Recast every line of the items below as a Markdown table with two columns, Row and Text. Put the line's number in Row and the line itself in Text, and leave out any blank lines.

*****

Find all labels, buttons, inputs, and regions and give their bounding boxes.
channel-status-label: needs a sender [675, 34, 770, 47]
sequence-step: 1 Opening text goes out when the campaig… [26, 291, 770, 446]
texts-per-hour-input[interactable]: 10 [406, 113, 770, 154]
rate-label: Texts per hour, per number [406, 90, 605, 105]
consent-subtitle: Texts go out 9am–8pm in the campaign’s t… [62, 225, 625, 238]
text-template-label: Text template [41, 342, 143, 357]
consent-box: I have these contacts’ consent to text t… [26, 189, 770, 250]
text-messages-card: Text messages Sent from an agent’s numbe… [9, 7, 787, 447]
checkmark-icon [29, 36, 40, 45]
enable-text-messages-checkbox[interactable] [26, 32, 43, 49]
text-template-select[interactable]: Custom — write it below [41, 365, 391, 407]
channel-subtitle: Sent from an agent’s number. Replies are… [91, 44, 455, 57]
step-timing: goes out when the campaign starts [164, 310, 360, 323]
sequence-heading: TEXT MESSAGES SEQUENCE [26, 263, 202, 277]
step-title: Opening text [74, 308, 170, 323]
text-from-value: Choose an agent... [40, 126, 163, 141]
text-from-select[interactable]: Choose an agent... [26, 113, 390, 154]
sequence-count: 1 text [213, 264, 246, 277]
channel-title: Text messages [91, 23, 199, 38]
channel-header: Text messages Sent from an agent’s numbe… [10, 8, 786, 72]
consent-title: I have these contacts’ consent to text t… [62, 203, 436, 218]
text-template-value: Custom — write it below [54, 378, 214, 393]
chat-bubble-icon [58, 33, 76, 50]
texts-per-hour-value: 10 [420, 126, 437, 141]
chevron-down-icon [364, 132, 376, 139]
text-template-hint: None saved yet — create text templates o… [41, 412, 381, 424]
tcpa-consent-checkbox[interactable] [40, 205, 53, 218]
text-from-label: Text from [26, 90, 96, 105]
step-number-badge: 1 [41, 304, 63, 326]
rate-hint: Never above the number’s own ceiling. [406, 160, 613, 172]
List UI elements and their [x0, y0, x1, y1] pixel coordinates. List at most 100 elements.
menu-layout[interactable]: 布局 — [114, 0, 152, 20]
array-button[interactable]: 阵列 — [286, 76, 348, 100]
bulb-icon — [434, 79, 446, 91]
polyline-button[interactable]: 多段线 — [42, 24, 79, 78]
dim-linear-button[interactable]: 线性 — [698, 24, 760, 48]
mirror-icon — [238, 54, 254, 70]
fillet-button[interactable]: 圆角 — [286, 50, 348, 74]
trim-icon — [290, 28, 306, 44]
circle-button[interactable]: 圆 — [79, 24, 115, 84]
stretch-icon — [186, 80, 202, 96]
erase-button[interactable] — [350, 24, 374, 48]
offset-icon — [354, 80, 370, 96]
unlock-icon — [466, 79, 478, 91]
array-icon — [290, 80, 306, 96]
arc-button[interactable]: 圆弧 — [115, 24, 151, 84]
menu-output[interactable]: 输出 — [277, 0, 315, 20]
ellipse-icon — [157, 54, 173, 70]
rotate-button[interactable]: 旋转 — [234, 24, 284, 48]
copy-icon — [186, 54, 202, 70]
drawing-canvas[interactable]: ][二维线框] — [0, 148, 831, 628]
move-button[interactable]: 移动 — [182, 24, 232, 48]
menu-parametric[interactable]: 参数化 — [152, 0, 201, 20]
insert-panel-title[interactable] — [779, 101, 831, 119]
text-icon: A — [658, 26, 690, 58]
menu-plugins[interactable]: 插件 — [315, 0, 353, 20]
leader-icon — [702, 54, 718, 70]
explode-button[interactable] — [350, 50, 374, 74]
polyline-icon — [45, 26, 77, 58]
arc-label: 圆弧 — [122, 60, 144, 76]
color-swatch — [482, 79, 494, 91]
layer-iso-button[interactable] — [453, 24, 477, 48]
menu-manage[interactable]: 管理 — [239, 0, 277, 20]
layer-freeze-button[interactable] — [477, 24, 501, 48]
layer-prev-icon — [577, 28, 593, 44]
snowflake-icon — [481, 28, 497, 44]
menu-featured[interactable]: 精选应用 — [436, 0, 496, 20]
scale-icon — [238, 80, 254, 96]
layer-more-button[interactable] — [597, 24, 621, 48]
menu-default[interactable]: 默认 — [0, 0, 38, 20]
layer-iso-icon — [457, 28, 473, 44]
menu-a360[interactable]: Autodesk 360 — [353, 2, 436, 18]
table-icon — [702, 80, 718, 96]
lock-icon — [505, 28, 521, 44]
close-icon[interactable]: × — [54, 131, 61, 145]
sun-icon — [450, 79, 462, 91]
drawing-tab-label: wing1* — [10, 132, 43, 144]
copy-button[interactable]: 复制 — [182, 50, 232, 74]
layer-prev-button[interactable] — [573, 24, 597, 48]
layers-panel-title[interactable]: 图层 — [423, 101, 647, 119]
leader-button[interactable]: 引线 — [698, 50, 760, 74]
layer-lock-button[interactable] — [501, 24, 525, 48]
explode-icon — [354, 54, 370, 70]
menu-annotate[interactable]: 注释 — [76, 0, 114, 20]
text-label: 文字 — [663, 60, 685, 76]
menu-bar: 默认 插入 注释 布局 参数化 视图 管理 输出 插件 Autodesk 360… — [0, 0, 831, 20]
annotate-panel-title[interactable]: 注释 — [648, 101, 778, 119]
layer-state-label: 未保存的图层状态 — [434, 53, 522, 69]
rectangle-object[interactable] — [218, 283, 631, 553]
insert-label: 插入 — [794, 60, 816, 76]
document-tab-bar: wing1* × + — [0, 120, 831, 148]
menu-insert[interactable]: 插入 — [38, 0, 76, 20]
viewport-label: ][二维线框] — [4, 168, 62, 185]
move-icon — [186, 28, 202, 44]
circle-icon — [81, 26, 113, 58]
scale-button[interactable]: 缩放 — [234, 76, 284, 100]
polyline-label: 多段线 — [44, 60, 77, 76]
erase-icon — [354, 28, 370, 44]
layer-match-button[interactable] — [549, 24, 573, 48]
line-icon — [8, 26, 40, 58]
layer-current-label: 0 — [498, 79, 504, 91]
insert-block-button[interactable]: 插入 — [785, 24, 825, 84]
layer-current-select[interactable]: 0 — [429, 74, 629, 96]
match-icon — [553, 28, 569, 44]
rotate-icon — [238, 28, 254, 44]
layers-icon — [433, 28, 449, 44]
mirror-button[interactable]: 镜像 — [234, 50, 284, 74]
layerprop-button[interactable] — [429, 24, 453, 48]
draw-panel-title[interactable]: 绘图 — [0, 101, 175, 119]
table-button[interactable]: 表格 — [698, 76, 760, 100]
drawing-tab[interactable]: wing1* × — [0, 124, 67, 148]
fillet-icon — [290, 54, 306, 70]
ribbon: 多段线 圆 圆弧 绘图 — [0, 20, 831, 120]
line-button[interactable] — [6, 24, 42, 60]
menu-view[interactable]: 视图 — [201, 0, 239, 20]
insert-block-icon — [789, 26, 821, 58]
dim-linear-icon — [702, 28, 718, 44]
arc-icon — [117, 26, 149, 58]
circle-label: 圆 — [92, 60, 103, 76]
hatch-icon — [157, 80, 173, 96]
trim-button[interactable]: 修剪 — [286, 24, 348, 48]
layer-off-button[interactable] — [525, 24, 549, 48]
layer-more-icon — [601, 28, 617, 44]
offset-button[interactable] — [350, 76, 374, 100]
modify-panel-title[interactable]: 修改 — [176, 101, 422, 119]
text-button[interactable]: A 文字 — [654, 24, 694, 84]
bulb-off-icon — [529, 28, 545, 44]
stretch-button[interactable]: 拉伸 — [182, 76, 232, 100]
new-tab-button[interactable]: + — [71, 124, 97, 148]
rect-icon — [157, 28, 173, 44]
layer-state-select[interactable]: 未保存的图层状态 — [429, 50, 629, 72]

*****

◆ FINISHED ANSWER
| Row | Text |
|---|---|
| 1 | Find all labels, buttons, inputs, and regions and give their bounding boxes. |
| 2 | channel-status-label: needs a sender [675, 34, 770, 47] |
| 3 | sequence-step: 1 Opening text goes out when the campaig… [26, 291, 770, 446] |
| 4 | texts-per-hour-input[interactable]: 10 [406, 113, 770, 154] |
| 5 | rate-label: Texts per hour, per number [406, 90, 605, 105] |
| 6 | consent-subtitle: Texts go out 9am–8pm in the campaign’s t… [62, 225, 625, 238] |
| 7 | text-template-label: Text template [41, 342, 143, 357] |
| 8 | consent-box: I have these contacts’ consent to text t… [26, 189, 770, 250] |
| 9 | text-messages-card: Text messages Sent from an agent’s numbe… [9, 7, 787, 447] |
| 10 | checkmark-icon [29, 36, 40, 45] |
| 11 | enable-text-messages-checkbox[interactable] [26, 32, 43, 49] |
| 12 | text-template-select[interactable]: Custom — write it below [41, 365, 391, 407] |
| 13 | channel-subtitle: Sent from an agent’s number. Replies are… [91, 44, 455, 57] |
| 14 | step-timing: goes out when the campaign starts [164, 310, 360, 323] |
| 15 | sequence-heading: TEXT MESSAGES SEQUENCE [26, 263, 202, 277] |
| 16 | step-title: Opening text [74, 308, 170, 323] |
| 17 | text-from-value: Choose an agent... [40, 126, 163, 141] |
| 18 | text-from-select[interactable]: Choose an agent... [26, 113, 390, 154] |
| 19 | sequence-count: 1 text [213, 264, 246, 277] |
| 20 | channel-title: Text messages [91, 23, 199, 38] |
| 21 | channel-header: Text messages Sent from an agent’s numbe… [10, 8, 786, 72] |
| 22 | consent-title: I have these contacts’ consent to text t… [62, 203, 436, 218] |
| 23 | text-template-value: Custom — write it below [54, 378, 214, 393] |
| 24 | chat-bubble-icon [58, 33, 76, 50] |
| 25 | texts-per-hour-value: 10 [420, 126, 437, 141] |
| 26 | chevron-down-icon [364, 132, 376, 139] |
| 27 | text-template-hint: None saved yet — create text templates o… [41, 412, 381, 424] |
| 28 | tcpa-consent-checkbox[interactable] [40, 205, 53, 218] |
| 29 | text-from-label: Text from [26, 90, 96, 105] |
| 30 | step-number-badge: 1 [41, 304, 63, 326] |
| 31 | rate-hint: Never above the number’s own ceiling. [406, 160, 613, 172] |
| 32 | List UI elements and their [x0, y0, x1, y1] pixel coordinates. List at most 100 elements. |
| 33 | menu-layout[interactable]: 布局 — [114, 0, 152, 20] |
| 34 | array-button[interactable]: 阵列 — [286, 76, 348, 100] |
| 35 | bulb-icon — [434, 79, 446, 91] |
| 36 | polyline-button[interactable]: 多段线 — [42, 24, 79, 78] |
| 37 | dim-linear-button[interactable]: 线性 — [698, 24, 760, 48] |
| 38 | mirror-icon — [238, 54, 254, 70] |
| 39 | fillet-button[interactable]: 圆角 — [286, 50, 348, 74] |
| 40 | trim-icon — [290, 28, 306, 44] |
| 41 | circle-button[interactable]: 圆 — [79, 24, 115, 84] |
| 42 | stretch-icon — [186, 80, 202, 96] |
| 43 | erase-button[interactable] — [350, 24, 374, 48] |
| 44 | offset-icon — [354, 80, 370, 96] |
| 45 | unlock-icon — [466, 79, 478, 91] |
| 46 | array-icon — [290, 80, 306, 96] |
| 47 | arc-button[interactable]: 圆弧 — [115, 24, 151, 84] |
| 48 | menu-output[interactable]: 输出 — [277, 0, 315, 20] |
| 49 | ellipse-icon — [157, 54, 173, 70] |
| 50 | rotate-button[interactable]: 旋转 — [234, 24, 284, 48] |
| 51 | copy-icon — [186, 54, 202, 70] |
| 52 | drawing-canvas[interactable]: ][二维线框] — [0, 148, 831, 628] |
| 53 | move-button[interactable]: 移动 — [182, 24, 232, 48] |
| 54 | menu-parametric[interactable]: 参数化 — [152, 0, 201, 20] |
| 55 | insert-panel-title[interactable] — [779, 101, 831, 119] |
| 56 | text-icon: A — [658, 26, 690, 58] |
| 57 | menu-plugins[interactable]: 插件 — [315, 0, 353, 20] |
| 58 | leader-icon — [702, 54, 718, 70] |
| 59 | explode-button[interactable] — [350, 50, 374, 74] |
| 60 | polyline-icon — [45, 26, 77, 58] |
| 61 | arc-label: 圆弧 — [122, 60, 144, 76] |
| 62 | color-swatch — [482, 79, 494, 91] |
| 63 | layer-iso-button[interactable] — [453, 24, 477, 48] |
| 64 | menu-manage[interactable]: 管理 — [239, 0, 277, 20] |
| 65 | layer-freeze-button[interactable] — [477, 24, 501, 48] |
| 66 | layer-prev-icon — [577, 28, 593, 44] |
| 67 | snowflake-icon — [481, 28, 497, 44] |
| 68 | menu-featured[interactable]: 精选应用 — [436, 0, 496, 20] |
| 69 | scale-icon — [238, 80, 254, 96] |
| 70 | layer-more-button[interactable] — [597, 24, 621, 48] |
| 71 | menu-default[interactable]: 默认 — [0, 0, 38, 20] |
| 72 | layer-iso-icon — [457, 28, 473, 44] |
| 73 | menu-a360[interactable]: Autodesk 360 — [353, 2, 436, 18] |
| 74 | table-icon — [702, 80, 718, 96] |
| 75 | lock-icon — [505, 28, 521, 44] |
| 76 | close-icon[interactable]: × — [54, 131, 61, 145] |
| 77 | sun-icon — [450, 79, 462, 91] |
| 78 | drawing-tab-label: wing1* — [10, 132, 43, 144] |
| 79 | copy-button[interactable]: 复制 — [182, 50, 232, 74] |
| 80 | layer-prev-button[interactable] — [573, 24, 597, 48] |
| 81 | layers-panel-title[interactable]: 图层 — [423, 101, 647, 119] |
| 82 | leader-button[interactable]: 引线 — [698, 50, 760, 74] |
| 83 | layer-lock-button[interactable] — [501, 24, 525, 48] |
| 84 | explode-icon — [354, 54, 370, 70] |
| 85 | menu-annotate[interactable]: 注释 — [76, 0, 114, 20] |
| 86 | text-label: 文字 — [663, 60, 685, 76] |
| 87 | menu-bar: 默认 插入 注释 布局 参数化 视图 管理 输出 插件 Autodesk 360… — [0, 0, 831, 20] |
| 88 | annotate-panel-title[interactable]: 注释 — [648, 101, 778, 119] |
| 89 | layer-state-label: 未保存的图层状态 — [434, 53, 522, 69] |
| 90 | rectangle-object[interactable] — [218, 283, 631, 553] |
| 91 | insert-label: 插入 — [794, 60, 816, 76] |
| 92 | document-tab-bar: wing1* × + — [0, 120, 831, 148] |
| 93 | menu-insert[interactable]: 插入 — [38, 0, 76, 20] |
| 94 | viewport-label: ][二维线框] — [4, 168, 62, 185] |
| 95 | move-icon — [186, 28, 202, 44] |
| 96 | circle-icon — [81, 26, 113, 58] |
| 97 | scale-button[interactable]: 缩放 — [234, 76, 284, 100] |
| 98 | polyline-label: 多段线 — [44, 60, 77, 76] |
| 99 | erase-icon — [354, 28, 370, 44] |
| 100 | layer-match-button[interactable] — [549, 24, 573, 48] |
| 101 | line-icon — [8, 26, 40, 58] |
| 102 | layer-current-label: 0 — [498, 79, 504, 91] |
| 103 | insert-block-button[interactable]: 插入 — [785, 24, 825, 84] |
| 104 | layer-current-select[interactable]: 0 — [429, 74, 629, 96] |
| 105 | match-icon — [553, 28, 569, 44] |
| 106 | rotate-icon — [238, 28, 254, 44] |
| 107 | layers-icon — [433, 28, 449, 44] |
| 108 | mirror-button[interactable]: 镜像 — [234, 50, 284, 74] |
| 109 | layerprop-button[interactable] — [429, 24, 453, 48] |
| 110 | draw-panel-title[interactable]: 绘图 — [0, 101, 175, 119] |
| 111 | table-button[interactable]: 表格 — [698, 76, 760, 100] |
| 112 | drawing-tab[interactable]: wing1* × — [0, 124, 67, 148] |
| 113 | fillet-icon — [290, 54, 306, 70] |
| 114 | ribbon: 多段线 圆 圆弧 绘图 — [0, 20, 831, 120] |
| 115 | line-button[interactable] — [6, 24, 42, 60] |
| 116 | menu-view[interactable]: 视图 — [201, 0, 239, 20] |
| 117 | insert-block-icon — [789, 26, 821, 58] |
| 118 | dim-linear-icon — [702, 28, 718, 44] |
| 119 | arc-icon — [117, 26, 149, 58] |
| 120 | circle-label: 圆 — [92, 60, 103, 76] |
| 121 | hatch-icon — [157, 80, 173, 96] |
| 122 | trim-button[interactable]: 修剪 — [286, 24, 348, 48] |
| 123 | layer-off-button[interactable] — [525, 24, 549, 48] |
| 124 | layer-more-icon — [601, 28, 617, 44] |
| 125 | offset-button[interactable] — [350, 76, 374, 100] |
| 126 | modify-panel-title[interactable]: 修改 — [176, 101, 422, 119] |
| 127 | text-button[interactable]: A 文字 — [654, 24, 694, 84] |
| 128 | bulb-off-icon — [529, 28, 545, 44] |
| 129 | stretch-button[interactable]: 拉伸 — [182, 76, 232, 100] |
| 130 | new-tab-button[interactable]: + — [71, 124, 97, 148] |
| 131 | rect-icon — [157, 28, 173, 44] |
| 132 | layer-state-select[interactable]: 未保存的图层状态 — [429, 50, 629, 72] |